• [How to complete this task]
The expected answer is all of the entries, written out exactly.

• [Record extracts]

========================

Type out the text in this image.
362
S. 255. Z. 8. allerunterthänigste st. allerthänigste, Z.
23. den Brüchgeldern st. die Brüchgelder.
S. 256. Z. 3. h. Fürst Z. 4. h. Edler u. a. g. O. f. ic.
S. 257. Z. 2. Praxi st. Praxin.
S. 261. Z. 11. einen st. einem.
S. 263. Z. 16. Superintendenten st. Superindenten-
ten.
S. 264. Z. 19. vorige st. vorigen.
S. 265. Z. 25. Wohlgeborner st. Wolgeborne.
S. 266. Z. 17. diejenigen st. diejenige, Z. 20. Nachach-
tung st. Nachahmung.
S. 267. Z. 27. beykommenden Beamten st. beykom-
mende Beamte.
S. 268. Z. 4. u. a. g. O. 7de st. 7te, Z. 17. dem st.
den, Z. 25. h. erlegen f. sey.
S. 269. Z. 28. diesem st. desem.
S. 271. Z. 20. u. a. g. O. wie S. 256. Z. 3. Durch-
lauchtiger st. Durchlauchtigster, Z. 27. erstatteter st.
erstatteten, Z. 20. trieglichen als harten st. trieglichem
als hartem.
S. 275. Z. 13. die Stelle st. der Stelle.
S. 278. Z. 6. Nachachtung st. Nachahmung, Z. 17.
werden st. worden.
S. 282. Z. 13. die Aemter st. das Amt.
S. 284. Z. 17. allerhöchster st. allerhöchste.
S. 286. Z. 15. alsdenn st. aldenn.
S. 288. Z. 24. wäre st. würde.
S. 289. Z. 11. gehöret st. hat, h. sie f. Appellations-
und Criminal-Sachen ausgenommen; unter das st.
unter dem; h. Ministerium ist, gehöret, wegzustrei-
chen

========================

• [Problem solution]
Type out the text in this image.
362
S. 255. Z. 8. allerunterthänigste st. allerthänigste, Z.
23. den Brüchgeldern st. die Brüchgelder.
S. 256. Z. 3. h. Fürst Z. 4. h. Edler u. a. g. O. f. ic.
S. 257. Z. 2. Praxi st. Praxin.
S. 261. Z. 11. einen st. einem.
S. 263. Z. 16. Superintendenten st. Superindenten-
ten.
S. 264. Z. 19. vorige st. vorigen.
S. 265. Z. 25. Wohlgeborner st. Wolgeborne.
S. 266. Z. 17. diejenigen st. diejenige, Z. 20. Nachach-
tung st. Nachahmung.
S. 267. Z. 27. beykommenden Beamten st. beykom-
mende Beamte.
S. 268. Z. 4. u. a. g. O. 7de st. 7te, Z. 17. dem st.
den, Z. 25. h. erlegen f. sey.
S. 269. Z. 28. diesem st. desem.
S. 271. Z. 20. u. a. g. O. wie S. 256. Z. 3. Durch-
lauchtiger st. Durchlauchtigster, Z. 27. erstatteter st.
erstatteten, Z. 20. trieglichen als harten st. trieglichem
als hartem.
S. 275. Z. 13. die Stelle st. der Stelle.
S. 278. Z. 6. Nachachtung st. Nachahmung, Z. 17.
werden st. worden.
S. 282. Z. 13. die Aemter st. das Amt.
S. 284. Z. 17. allerhöchster st. allerhöchste.
S. 286. Z. 15. alsdenn st. aldenn.
S. 288. Z. 24. wäre st. würde.
S. 289. Z. 11. gehöret st. hat, h. sie f. Appellations-
und Criminal-Sachen ausgenommen; unter das st.
unter dem; h. Ministerium ist, gehöret, wegzustrei-
chen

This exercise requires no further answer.